Stored records
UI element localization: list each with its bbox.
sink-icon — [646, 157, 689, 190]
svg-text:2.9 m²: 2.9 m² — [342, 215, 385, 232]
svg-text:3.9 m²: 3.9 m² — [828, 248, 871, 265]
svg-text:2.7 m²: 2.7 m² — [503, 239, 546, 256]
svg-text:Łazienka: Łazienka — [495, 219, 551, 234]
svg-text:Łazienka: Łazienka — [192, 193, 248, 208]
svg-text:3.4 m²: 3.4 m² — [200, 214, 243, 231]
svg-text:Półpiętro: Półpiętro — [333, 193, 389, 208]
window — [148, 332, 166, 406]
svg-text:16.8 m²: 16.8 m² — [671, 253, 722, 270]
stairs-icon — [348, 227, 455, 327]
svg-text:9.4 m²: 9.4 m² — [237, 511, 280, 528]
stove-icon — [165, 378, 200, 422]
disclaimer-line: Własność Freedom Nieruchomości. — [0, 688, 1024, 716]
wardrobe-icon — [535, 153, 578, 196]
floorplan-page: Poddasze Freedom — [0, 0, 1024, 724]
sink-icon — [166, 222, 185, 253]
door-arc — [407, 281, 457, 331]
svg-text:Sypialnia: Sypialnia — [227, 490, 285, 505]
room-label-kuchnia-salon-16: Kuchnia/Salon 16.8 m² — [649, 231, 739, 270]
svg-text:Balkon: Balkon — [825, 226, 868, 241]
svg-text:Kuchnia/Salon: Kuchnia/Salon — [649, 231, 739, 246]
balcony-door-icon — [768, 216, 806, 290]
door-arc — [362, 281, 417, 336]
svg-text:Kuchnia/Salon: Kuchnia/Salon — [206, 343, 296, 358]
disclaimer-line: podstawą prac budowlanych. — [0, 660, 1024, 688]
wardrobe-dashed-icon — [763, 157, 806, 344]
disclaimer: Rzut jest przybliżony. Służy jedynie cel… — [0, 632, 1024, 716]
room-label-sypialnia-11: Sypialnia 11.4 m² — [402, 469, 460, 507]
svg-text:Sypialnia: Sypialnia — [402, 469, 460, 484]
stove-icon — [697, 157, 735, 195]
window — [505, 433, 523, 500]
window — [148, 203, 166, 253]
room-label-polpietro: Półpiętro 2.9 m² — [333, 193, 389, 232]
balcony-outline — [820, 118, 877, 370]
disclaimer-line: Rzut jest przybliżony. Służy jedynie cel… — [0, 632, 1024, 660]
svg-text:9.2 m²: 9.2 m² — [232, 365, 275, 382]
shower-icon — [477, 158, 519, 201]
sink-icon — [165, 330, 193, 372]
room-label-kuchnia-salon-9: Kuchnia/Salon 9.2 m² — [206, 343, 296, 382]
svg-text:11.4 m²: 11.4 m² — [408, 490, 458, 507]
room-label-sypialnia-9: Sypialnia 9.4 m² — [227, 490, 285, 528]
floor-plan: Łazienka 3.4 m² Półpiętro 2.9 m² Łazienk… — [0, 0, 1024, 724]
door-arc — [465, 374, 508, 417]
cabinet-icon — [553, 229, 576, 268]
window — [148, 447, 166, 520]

Task brief:
Reproduce the data above, substituting "door-swing" for every occurrence of "door-arc" and leaving everything else as it is.

Correct response:
UI element localization: list each with its bbox.
sink-icon — [646, 157, 689, 190]
svg-text:2.9 m²: 2.9 m² — [342, 215, 385, 232]
svg-text:3.9 m²: 3.9 m² — [828, 248, 871, 265]
svg-text:2.7 m²: 2.7 m² — [503, 239, 546, 256]
svg-text:Łazienka: Łazienka — [495, 219, 551, 234]
svg-text:Łazienka: Łazienka — [192, 193, 248, 208]
svg-text:3.4 m²: 3.4 m² — [200, 214, 243, 231]
svg-text:Półpiętro: Półpiętro — [333, 193, 389, 208]
window — [148, 332, 166, 406]
svg-text:16.8 m²: 16.8 m² — [671, 253, 722, 270]
stairs-icon — [348, 227, 455, 327]
svg-text:9.4 m²: 9.4 m² — [237, 511, 280, 528]
stove-icon — [165, 378, 200, 422]
disclaimer-line: Własność Freedom Nieruchomości. — [0, 688, 1024, 716]
wardrobe-icon — [535, 153, 578, 196]
floorplan-page: Poddasze Freedom — [0, 0, 1024, 724]
sink-icon — [166, 222, 185, 253]
door-swing — [407, 281, 457, 331]
svg-text:Sypialnia: Sypialnia — [227, 490, 285, 505]
room-label-kuchnia-salon-16: Kuchnia/Salon 16.8 m² — [649, 231, 739, 270]
svg-text:Balkon: Balkon — [825, 226, 868, 241]
svg-text:Kuchnia/Salon: Kuchnia/Salon — [649, 231, 739, 246]
balcony-door-icon — [768, 216, 806, 290]
door-swing — [362, 281, 417, 336]
svg-text:Kuchnia/Salon: Kuchnia/Salon — [206, 343, 296, 358]
disclaimer-line: podstawą prac budowlanych. — [0, 660, 1024, 688]
wardrobe-dashed-icon — [763, 157, 806, 344]
disclaimer: Rzut jest przybliżony. Służy jedynie cel… — [0, 632, 1024, 716]
room-label-sypialnia-11: Sypialnia 11.4 m² — [402, 469, 460, 507]
svg-text:Sypialnia: Sypialnia — [402, 469, 460, 484]
stove-icon — [697, 157, 735, 195]
window — [505, 433, 523, 500]
window — [148, 203, 166, 253]
room-label-polpietro: Półpiętro 2.9 m² — [333, 193, 389, 232]
balcony-outline — [820, 118, 877, 370]
disclaimer-line: Rzut jest przybliżony. Służy jedynie cel… — [0, 632, 1024, 660]
svg-text:9.2 m²: 9.2 m² — [232, 365, 275, 382]
shower-icon — [477, 158, 519, 201]
sink-icon — [165, 330, 193, 372]
room-label-kuchnia-salon-9: Kuchnia/Salon 9.2 m² — [206, 343, 296, 382]
svg-text:11.4 m²: 11.4 m² — [408, 490, 458, 507]
room-label-sypialnia-9: Sypialnia 9.4 m² — [227, 490, 285, 528]
floor-plan: Łazienka 3.4 m² Półpiętro 2.9 m² Łazienk… — [0, 0, 1024, 724]
door-swing — [465, 374, 508, 417]
cabinet-icon — [553, 229, 576, 268]
window — [148, 447, 166, 520]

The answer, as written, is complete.